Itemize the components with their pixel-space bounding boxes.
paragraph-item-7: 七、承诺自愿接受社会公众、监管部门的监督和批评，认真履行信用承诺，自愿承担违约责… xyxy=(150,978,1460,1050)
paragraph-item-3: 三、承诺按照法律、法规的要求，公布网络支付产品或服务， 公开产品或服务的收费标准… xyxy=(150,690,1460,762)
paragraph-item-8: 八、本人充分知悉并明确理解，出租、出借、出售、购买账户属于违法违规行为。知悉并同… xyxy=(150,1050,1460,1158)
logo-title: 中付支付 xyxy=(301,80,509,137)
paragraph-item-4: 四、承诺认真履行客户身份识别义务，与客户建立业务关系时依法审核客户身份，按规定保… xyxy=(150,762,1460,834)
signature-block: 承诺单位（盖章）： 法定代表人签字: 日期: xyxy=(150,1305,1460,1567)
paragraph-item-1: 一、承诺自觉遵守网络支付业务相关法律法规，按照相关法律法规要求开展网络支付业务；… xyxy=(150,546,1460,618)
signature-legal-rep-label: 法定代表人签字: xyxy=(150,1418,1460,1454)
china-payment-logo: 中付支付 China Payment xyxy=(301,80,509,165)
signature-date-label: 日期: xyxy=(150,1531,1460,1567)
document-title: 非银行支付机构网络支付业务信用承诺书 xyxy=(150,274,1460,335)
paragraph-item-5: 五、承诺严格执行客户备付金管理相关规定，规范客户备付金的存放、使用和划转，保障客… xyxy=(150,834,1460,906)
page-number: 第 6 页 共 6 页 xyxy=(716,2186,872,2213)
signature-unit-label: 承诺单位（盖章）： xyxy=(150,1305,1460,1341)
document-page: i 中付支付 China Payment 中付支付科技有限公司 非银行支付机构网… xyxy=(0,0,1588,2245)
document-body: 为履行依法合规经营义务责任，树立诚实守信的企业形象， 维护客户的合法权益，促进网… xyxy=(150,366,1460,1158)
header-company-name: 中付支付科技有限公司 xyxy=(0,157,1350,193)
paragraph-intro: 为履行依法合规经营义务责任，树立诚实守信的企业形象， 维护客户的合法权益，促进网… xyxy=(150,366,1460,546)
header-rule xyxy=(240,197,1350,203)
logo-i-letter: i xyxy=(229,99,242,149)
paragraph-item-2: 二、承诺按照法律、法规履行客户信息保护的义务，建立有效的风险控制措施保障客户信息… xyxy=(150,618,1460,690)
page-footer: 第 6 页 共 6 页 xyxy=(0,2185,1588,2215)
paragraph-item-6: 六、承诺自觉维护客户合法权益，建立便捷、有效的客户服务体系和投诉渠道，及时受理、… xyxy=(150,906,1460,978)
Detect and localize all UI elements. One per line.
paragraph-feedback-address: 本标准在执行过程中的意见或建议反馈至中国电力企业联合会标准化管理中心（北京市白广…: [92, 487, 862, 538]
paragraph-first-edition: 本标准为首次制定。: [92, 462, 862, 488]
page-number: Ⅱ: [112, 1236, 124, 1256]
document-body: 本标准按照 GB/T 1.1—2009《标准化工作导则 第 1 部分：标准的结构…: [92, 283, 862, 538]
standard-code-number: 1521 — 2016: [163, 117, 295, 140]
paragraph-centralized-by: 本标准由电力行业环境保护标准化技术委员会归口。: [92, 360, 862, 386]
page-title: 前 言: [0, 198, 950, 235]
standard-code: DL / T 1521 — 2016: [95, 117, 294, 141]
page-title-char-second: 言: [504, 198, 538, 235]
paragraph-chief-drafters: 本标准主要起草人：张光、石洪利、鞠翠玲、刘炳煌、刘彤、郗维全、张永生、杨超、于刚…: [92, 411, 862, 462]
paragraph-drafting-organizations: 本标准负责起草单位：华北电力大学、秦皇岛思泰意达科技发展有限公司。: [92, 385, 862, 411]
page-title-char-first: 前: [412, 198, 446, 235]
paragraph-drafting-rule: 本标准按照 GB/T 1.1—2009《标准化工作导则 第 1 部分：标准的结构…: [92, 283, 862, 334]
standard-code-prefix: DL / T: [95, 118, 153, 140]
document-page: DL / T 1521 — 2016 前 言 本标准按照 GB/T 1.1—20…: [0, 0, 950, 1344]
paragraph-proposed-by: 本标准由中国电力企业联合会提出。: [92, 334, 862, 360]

========

WORK INSTRUCTIONS
Reproduce the lines from the first one through the line containing "signature-legal-rep-label: 法定代表人签字: xyxy=(150,1418,1460,1454)", substituting "elements" for "components" and leaving everything else unchanged.

THE COMPLETED TASK
Itemize the elements with their pixel-space bounding boxes.
paragraph-item-7: 七、承诺自愿接受社会公众、监管部门的监督和批评，认真履行信用承诺，自愿承担违约责… xyxy=(150,978,1460,1050)
paragraph-item-3: 三、承诺按照法律、法规的要求，公布网络支付产品或服务， 公开产品或服务的收费标准… xyxy=(150,690,1460,762)
paragraph-item-8: 八、本人充分知悉并明确理解，出租、出借、出售、购买账户属于违法违规行为。知悉并同… xyxy=(150,1050,1460,1158)
logo-title: 中付支付 xyxy=(301,80,509,137)
paragraph-item-4: 四、承诺认真履行客户身份识别义务，与客户建立业务关系时依法审核客户身份，按规定保… xyxy=(150,762,1460,834)
signature-block: 承诺单位（盖章）： 法定代表人签字: 日期: xyxy=(150,1305,1460,1567)
paragraph-item-1: 一、承诺自觉遵守网络支付业务相关法律法规，按照相关法律法规要求开展网络支付业务；… xyxy=(150,546,1460,618)
signature-legal-rep-label: 法定代表人签字: xyxy=(150,1418,1460,1454)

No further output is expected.